* [Problem details]:
Quote the data below in full, please, without altering anything.

>> start Material for this exercise

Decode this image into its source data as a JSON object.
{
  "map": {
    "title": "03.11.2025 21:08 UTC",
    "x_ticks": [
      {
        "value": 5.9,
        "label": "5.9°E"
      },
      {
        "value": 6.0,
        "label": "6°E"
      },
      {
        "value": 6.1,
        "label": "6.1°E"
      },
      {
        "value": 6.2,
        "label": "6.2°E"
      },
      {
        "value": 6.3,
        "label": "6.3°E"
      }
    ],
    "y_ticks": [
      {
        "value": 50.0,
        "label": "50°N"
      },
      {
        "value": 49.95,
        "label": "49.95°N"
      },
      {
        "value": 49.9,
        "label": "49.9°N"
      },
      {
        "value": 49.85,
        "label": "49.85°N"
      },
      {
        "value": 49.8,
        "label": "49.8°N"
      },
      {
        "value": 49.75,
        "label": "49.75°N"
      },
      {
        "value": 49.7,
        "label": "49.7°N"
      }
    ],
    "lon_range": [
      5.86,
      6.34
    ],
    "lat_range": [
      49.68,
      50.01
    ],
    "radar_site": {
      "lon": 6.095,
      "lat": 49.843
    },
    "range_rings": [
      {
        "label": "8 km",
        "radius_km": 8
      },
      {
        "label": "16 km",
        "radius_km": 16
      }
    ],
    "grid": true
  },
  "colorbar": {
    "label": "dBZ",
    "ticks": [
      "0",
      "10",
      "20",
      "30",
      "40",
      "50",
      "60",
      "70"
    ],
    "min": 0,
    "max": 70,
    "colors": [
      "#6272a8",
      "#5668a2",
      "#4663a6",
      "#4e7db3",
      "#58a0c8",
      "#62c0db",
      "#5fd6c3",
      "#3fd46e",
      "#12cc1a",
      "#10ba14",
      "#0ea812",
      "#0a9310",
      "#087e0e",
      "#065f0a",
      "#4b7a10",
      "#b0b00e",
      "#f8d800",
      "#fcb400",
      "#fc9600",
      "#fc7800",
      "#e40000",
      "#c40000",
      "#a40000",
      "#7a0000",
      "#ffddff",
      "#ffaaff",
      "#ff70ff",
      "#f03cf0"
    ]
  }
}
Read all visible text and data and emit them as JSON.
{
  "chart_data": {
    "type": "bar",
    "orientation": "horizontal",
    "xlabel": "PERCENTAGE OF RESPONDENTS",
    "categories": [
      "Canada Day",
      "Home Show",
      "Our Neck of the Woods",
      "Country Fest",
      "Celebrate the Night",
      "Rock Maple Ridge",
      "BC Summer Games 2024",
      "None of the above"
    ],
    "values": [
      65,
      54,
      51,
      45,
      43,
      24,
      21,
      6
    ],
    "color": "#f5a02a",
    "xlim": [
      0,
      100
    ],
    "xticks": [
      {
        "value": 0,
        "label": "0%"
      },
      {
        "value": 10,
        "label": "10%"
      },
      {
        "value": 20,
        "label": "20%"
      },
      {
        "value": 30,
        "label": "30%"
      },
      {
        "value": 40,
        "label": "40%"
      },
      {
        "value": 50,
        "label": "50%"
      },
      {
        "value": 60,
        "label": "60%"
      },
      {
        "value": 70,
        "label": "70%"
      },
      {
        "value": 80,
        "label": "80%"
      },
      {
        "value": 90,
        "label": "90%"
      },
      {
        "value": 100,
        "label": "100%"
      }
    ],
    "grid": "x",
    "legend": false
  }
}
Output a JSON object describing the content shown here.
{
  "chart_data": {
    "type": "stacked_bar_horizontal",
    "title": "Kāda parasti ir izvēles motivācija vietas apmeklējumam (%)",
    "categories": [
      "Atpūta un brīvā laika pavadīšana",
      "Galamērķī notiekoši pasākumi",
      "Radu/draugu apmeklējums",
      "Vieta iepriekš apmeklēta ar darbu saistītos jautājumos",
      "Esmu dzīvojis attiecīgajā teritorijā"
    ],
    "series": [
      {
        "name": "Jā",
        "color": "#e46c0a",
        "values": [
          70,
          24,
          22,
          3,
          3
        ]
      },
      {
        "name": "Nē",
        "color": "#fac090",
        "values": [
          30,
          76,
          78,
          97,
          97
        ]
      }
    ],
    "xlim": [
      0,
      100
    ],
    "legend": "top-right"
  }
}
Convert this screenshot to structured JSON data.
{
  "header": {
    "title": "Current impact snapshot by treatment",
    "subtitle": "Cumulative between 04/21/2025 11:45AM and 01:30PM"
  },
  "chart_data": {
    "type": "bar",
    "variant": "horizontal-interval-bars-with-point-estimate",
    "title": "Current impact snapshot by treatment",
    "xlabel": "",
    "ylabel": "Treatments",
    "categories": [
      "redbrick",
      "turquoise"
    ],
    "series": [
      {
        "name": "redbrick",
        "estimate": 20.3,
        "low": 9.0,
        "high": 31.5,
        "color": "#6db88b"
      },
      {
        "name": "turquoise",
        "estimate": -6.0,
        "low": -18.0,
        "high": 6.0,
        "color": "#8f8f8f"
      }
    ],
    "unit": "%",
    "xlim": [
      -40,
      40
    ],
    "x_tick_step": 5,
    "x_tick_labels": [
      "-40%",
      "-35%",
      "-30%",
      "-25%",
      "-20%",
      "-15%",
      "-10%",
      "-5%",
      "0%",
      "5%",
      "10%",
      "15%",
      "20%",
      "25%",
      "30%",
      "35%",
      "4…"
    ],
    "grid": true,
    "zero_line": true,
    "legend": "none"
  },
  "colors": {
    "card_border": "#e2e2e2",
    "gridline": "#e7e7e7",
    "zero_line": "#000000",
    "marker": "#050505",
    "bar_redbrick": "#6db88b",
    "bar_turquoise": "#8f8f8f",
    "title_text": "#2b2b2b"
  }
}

>> end Material for this exercise

* [Output]:
Decode this image into its source data as a JSON object.
{
  "map": {
    "title": "03.11.2025 21:08 UTC",
    "x_ticks": [
      {
        "value": 5.9,
        "label": "5.9°E"
      },
      {
        "value": 6.0,
        "label": "6°E"
      },
      {
        "value": 6.1,
        "label": "6.1°E"
      },
      {
        "value": 6.2,
        "label": "6.2°E"
      },
      {
        "value": 6.3,
        "label": "6.3°E"
      }
    ],
    "y_ticks": [
      {
        "value": 50.0,
        "label": "50°N"
      },
      {
        "value": 49.95,
        "label": "49.95°N"
      },
      {
        "value": 49.9,
        "label": "49.9°N"
      },
      {
        "value": 49.85,
        "label": "49.85°N"
      },
      {
        "value": 49.8,
        "label": "49.8°N"
      },
      {
        "value": 49.75,
        "label": "49.75°N"
      },
      {
        "value": 49.7,
        "label": "49.7°N"
      }
    ],
    "lon_range": [
      5.86,
      6.34
    ],
    "lat_range": [
      49.68,
      50.01
    ],
    "radar_site": {
      "lon": 6.095,
      "lat": 49.843
    },
    "range_rings": [
      {
        "label": "8 km",
        "radius_km": 8
      },
      {
        "label": "16 km",
        "radius_km": 16
      }
    ],
    "grid": true
  },
  "colorbar": {
    "label": "dBZ",
    "ticks": [
      "0",
      "10",
      "20",
      "30",
      "40",
      "50",
      "60",
      "70"
    ],
    "min": 0,
    "max": 70,
    "colors": [
      "#6272a8",
      "#5668a2",
      "#4663a6",
      "#4e7db3",
      "#58a0c8",
      "#62c0db",
      "#5fd6c3",
      "#3fd46e",
      "#12cc1a",
      "#10ba14",
      "#0ea812",
      "#0a9310",
      "#087e0e",
      "#065f0a",
      "#4b7a10",
      "#b0b00e",
      "#f8d800",
      "#fcb400",
      "#fc9600",
      "#fc7800",
      "#e40000",
      "#c40000",
      "#a40000",
      "#7a0000",
      "#ffddff",
      "#ffaaff",
      "#ff70ff",
      "#f03cf0"
    ]
  }
}
Read all visible text and data and emit them as JSON.
{
  "chart_data": {
    "type": "bar",
    "orientation": "horizontal",
    "xlabel": "PERCENTAGE OF RESPONDENTS",
    "categories": [
      "Canada Day",
      "Home Show",
      "Our Neck of the Woods",
      "Country Fest",
      "Celebrate the Night",
      "Rock Maple Ridge",
      "BC Summer Games 2024",
      "None of the above"
    ],
    "values": [
      65,
      54,
      51,
      45,
      43,
      24,
      21,
      6
    ],
    "color": "#f5a02a",
    "xlim": [
      0,
      100
    ],
    "xticks": [
      {
        "value": 0,
        "label": "0%"
      },
      {
        "value": 10,
        "label": "10%"
      },
      {
        "value": 20,
        "label": "20%"
      },
      {
        "value": 30,
        "label": "30%"
      },
      {
        "value": 40,
        "label": "40%"
      },
      {
        "value": 50,
        "label": "50%"
      },
      {
        "value": 60,
        "label": "60%"
      },
      {
        "value": 70,
        "label": "70%"
      },
      {
        "value": 80,
        "label": "80%"
      },
      {
        "value": 90,
        "label": "90%"
      },
      {
        "value": 100,
        "label": "100%"
      }
    ],
    "grid": "x",
    "legend": false
  }
}
Output a JSON object describing the content shown here.
{
  "chart_data": {
    "type": "stacked_bar_horizontal",
    "title": "Kāda parasti ir izvēles motivācija vietas apmeklējumam (%)",
    "categories": [
      "Atpūta un brīvā laika pavadīšana",
      "Galamērķī notiekoši pasākumi",
      "Radu/draugu apmeklējums",
      "Vieta iepriekš apmeklēta ar darbu saistītos jautājumos",
      "Esmu dzīvojis attiecīgajā teritorijā"
    ],
    "series": [
      {
        "name": "Jā",
        "color": "#e46c0a",
        "values": [
          70,
          24,
          22,
          3,
          3
        ]
      },
      {
        "name": "Nē",
        "color": "#fac090",
        "values": [
          30,
          76,
          78,
          97,
          97
        ]
      }
    ],
    "xlim": [
      0,
      100
    ],
    "legend": "top-right"
  }
}
Convert this screenshot to structured JSON data.
{
  "header": {
    "title": "Current impact snapshot by treatment",
    "subtitle": "Cumulative between 04/21/2025 11:45AM and 01:30PM"
  },
  "chart_data": {
    "type": "bar",
    "variant": "horizontal-interval-bars-with-point-estimate",
    "title": "Current impact snapshot by treatment",
    "xlabel": "",
    "ylabel": "Treatments",
    "categories": [
      "redbrick",
      "turquoise"
    ],
    "series": [
      {
        "name": "redbrick",
        "estimate": 20.3,
        "low": 9.0,
        "high": 31.5,
        "color": "#6db88b"
      },
      {
        "name": "turquoise",
        "estimate": -6.0,
        "low": -18.0,
        "high": 6.0,
        "color": "#8f8f8f"
      }
    ],
    "unit": "%",
    "xlim": [
      -40,
      40
    ],
    "x_tick_step": 5,
    "x_tick_labels": [
      "-40%",
      "-35%",
      "-30%",
      "-25%",
      "-20%",
      "-15%",
      "-10%",
      "-5%",
      "0%",
      "5%",
      "10%",
      "15%",
      "20%",
      "25%",
      "30%",
      "35%",
      "4…"
    ],
    "grid": true,
    "zero_line": true,
    "legend": "none"
  },
  "colors": {
    "card_border": "#e2e2e2",
    "gridline": "#e7e7e7",
    "zero_line": "#000000",
    "marker": "#050505",
    "bar_redbrick": "#6db88b",
    "bar_turquoise": "#8f8f8f",
    "title_text": "#2b2b2b"
  }
}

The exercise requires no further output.